[Saved data entries]
>> start
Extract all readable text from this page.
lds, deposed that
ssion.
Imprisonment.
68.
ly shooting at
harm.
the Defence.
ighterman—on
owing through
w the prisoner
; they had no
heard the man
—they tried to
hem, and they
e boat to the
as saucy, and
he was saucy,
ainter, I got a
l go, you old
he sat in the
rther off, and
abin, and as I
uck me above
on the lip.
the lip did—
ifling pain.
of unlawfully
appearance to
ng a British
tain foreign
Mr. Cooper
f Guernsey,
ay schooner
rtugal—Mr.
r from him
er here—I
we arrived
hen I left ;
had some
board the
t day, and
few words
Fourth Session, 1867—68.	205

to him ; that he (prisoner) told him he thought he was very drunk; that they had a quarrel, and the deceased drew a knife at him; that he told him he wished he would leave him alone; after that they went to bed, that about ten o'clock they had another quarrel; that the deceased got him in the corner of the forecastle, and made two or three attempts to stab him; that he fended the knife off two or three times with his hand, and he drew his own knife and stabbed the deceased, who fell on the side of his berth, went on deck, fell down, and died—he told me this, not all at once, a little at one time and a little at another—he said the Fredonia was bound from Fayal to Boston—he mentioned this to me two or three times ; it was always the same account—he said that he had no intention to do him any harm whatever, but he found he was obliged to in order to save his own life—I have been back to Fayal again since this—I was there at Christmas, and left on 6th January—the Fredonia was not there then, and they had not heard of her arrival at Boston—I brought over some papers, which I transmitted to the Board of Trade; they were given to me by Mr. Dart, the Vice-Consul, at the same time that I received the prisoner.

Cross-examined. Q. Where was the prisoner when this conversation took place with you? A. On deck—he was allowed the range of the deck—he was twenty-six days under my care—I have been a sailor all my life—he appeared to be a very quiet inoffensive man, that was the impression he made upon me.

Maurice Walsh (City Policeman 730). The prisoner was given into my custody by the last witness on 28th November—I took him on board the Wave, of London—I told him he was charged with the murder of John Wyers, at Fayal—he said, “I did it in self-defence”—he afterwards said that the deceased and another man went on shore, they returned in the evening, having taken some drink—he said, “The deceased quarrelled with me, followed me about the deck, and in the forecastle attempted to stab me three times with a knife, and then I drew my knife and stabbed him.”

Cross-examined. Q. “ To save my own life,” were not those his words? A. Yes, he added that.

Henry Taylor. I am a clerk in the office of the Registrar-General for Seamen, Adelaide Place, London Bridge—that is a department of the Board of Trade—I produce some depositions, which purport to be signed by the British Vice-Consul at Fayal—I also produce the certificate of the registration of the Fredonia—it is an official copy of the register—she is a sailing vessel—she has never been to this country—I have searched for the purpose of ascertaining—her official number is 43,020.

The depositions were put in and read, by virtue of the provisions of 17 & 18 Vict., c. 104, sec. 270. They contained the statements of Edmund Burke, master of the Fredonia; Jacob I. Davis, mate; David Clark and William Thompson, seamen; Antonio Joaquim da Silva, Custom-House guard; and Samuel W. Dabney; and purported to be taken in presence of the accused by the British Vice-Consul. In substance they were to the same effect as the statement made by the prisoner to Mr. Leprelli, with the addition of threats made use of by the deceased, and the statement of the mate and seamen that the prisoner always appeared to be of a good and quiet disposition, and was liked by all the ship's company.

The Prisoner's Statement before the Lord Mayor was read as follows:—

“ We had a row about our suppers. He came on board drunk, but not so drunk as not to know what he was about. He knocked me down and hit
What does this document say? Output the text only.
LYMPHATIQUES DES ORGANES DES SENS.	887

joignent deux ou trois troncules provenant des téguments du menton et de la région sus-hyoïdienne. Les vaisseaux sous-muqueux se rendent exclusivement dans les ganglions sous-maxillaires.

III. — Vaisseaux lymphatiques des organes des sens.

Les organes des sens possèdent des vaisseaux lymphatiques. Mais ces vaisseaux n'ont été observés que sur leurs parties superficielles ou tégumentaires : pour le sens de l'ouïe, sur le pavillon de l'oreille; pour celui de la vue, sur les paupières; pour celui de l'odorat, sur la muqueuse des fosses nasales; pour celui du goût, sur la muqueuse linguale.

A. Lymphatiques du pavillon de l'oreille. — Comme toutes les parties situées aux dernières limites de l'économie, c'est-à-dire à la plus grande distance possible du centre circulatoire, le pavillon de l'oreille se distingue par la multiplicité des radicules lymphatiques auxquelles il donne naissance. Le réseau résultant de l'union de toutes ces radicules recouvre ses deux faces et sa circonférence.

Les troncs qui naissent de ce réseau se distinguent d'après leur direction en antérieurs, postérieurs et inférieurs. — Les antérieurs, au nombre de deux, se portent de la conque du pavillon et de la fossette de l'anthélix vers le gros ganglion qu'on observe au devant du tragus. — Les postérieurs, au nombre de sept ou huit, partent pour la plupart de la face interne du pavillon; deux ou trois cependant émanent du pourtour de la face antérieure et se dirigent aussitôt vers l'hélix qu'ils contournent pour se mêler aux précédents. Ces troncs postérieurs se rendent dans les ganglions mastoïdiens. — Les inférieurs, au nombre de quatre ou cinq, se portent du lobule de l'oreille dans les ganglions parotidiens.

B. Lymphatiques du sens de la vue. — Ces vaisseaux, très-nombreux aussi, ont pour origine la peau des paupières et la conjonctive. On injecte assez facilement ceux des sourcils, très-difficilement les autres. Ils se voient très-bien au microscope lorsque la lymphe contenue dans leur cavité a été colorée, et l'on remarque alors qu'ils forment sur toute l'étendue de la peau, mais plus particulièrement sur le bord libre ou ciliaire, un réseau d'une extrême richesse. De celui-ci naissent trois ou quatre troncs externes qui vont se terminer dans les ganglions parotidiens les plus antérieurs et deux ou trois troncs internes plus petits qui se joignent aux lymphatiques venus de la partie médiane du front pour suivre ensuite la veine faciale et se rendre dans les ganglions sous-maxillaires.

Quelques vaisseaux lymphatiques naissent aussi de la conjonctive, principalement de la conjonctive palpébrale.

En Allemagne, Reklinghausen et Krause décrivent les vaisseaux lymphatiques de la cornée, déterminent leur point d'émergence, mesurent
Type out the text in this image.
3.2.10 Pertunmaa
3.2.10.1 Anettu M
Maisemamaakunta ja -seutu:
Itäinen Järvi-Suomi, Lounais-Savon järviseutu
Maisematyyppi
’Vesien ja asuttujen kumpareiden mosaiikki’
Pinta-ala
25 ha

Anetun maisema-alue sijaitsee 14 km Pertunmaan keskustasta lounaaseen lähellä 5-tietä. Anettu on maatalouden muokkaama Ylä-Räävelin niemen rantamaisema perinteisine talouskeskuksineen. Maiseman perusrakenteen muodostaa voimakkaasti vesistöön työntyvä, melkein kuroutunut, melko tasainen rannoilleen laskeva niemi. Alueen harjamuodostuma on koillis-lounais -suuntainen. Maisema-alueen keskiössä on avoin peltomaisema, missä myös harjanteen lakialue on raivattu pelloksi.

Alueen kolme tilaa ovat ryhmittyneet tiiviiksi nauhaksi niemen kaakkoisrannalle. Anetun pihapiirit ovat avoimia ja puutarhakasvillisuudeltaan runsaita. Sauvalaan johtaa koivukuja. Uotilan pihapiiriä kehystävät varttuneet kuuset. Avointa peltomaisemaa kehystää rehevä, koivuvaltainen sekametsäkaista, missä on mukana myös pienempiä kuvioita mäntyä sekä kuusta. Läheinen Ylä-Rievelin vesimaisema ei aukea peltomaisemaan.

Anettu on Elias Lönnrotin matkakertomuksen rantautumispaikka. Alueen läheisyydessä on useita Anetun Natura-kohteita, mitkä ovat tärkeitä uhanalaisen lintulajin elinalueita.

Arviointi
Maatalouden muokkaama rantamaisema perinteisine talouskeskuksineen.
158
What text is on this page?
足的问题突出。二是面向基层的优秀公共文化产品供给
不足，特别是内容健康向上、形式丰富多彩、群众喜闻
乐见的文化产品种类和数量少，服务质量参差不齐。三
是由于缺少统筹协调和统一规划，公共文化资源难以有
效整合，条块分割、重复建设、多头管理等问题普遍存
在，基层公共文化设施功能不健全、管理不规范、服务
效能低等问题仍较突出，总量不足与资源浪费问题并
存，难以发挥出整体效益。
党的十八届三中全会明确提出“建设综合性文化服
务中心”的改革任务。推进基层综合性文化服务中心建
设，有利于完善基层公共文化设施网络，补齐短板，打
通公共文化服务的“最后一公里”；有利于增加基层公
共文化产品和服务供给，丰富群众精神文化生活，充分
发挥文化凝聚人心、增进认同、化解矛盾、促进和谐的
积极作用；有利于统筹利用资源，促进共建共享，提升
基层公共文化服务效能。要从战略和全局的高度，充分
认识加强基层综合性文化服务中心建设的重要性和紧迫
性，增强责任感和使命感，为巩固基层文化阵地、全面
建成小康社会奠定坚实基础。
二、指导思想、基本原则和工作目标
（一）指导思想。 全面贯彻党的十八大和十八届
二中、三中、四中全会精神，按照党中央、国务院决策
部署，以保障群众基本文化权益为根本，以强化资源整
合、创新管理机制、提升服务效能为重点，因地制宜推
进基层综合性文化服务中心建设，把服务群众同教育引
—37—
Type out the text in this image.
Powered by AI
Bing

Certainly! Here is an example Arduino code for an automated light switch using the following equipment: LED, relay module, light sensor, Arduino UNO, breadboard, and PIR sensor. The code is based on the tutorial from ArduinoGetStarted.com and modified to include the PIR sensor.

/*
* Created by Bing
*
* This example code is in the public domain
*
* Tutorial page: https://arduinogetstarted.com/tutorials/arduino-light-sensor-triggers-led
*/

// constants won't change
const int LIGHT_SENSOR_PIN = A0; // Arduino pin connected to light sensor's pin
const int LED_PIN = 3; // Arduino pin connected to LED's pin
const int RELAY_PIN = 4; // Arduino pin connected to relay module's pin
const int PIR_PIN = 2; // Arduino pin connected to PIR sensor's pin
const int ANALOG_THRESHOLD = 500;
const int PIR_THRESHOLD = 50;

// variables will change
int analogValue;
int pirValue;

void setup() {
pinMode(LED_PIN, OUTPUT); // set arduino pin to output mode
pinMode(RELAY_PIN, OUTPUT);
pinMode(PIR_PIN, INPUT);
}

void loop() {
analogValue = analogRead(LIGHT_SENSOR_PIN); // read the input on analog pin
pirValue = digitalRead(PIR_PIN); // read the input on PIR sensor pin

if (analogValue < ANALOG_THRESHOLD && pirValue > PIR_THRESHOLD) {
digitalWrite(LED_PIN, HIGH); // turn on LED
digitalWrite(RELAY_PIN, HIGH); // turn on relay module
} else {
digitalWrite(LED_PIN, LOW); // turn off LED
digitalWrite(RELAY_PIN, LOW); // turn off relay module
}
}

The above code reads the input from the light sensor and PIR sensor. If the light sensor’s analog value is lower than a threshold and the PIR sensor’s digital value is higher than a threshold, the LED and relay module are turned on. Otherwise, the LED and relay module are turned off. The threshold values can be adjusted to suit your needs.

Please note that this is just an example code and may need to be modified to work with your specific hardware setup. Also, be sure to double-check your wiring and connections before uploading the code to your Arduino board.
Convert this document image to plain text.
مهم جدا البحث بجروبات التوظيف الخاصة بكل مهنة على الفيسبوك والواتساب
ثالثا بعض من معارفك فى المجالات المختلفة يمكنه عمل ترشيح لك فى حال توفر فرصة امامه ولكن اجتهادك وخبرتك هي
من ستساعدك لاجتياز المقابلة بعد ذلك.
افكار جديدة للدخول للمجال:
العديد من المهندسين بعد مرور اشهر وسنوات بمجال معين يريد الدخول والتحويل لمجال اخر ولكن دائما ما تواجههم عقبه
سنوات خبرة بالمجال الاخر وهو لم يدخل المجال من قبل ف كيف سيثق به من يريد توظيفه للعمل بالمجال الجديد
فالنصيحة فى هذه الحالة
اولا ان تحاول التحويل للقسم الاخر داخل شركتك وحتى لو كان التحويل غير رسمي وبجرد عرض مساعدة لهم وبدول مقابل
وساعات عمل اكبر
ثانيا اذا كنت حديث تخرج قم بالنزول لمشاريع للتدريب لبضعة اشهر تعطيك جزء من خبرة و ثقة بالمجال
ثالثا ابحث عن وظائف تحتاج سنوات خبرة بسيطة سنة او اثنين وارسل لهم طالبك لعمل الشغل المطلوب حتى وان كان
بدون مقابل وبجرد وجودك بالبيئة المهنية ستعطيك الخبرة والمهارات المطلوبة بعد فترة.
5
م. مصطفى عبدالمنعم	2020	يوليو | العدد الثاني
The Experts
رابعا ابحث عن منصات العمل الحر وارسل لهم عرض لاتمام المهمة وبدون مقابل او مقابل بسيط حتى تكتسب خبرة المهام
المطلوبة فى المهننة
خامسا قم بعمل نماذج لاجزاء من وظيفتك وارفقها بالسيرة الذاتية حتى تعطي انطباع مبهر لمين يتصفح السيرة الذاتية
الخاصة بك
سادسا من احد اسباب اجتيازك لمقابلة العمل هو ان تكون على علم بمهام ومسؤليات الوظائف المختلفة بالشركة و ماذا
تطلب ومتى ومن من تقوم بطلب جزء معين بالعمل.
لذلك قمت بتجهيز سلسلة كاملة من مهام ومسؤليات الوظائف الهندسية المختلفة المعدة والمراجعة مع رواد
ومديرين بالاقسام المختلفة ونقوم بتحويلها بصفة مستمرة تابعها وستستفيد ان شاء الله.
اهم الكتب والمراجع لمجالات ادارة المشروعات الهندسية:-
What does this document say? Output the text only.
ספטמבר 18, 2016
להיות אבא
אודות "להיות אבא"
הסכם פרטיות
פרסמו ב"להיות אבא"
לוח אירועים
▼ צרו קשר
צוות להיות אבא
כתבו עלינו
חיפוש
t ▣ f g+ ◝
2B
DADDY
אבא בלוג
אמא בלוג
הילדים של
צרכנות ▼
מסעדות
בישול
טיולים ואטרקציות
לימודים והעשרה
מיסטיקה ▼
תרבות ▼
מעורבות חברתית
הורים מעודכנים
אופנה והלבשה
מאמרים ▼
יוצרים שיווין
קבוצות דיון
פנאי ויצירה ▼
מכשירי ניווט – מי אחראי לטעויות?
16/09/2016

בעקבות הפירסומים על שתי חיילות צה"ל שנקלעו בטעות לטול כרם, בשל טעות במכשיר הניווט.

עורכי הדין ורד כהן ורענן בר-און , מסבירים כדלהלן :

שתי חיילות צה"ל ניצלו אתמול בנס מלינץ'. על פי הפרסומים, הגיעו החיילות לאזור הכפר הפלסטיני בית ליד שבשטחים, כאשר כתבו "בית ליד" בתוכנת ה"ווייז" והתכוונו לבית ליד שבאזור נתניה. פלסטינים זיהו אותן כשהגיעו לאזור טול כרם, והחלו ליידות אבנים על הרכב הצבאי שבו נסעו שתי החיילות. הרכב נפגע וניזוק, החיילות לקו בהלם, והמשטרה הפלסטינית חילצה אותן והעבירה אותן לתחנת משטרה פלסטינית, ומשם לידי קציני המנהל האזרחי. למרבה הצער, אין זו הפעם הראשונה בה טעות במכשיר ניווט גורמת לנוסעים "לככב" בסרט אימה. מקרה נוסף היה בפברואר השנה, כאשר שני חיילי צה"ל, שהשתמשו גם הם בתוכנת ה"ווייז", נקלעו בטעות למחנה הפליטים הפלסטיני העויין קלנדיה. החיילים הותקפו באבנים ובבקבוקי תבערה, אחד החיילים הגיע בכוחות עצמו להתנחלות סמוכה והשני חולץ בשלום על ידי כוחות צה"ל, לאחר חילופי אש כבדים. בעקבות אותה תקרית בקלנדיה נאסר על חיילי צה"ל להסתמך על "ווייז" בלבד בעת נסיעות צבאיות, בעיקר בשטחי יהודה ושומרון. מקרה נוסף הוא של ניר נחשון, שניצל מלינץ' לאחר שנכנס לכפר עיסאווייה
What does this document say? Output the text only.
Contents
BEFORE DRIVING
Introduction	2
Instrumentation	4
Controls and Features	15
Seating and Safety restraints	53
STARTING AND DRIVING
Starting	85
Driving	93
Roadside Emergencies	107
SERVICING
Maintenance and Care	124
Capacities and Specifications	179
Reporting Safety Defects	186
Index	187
>> end
### Instructions to follow
Check each line of the records for the word "المطلوبة" and extract those that contain it.

### Output of the exercise
بدون مقابل وبجرد وجودك بالبيئة المهنية ستعطيك الخبرة والمهارات المطلوبة بعد فترة.
المطلوبة فى المهننة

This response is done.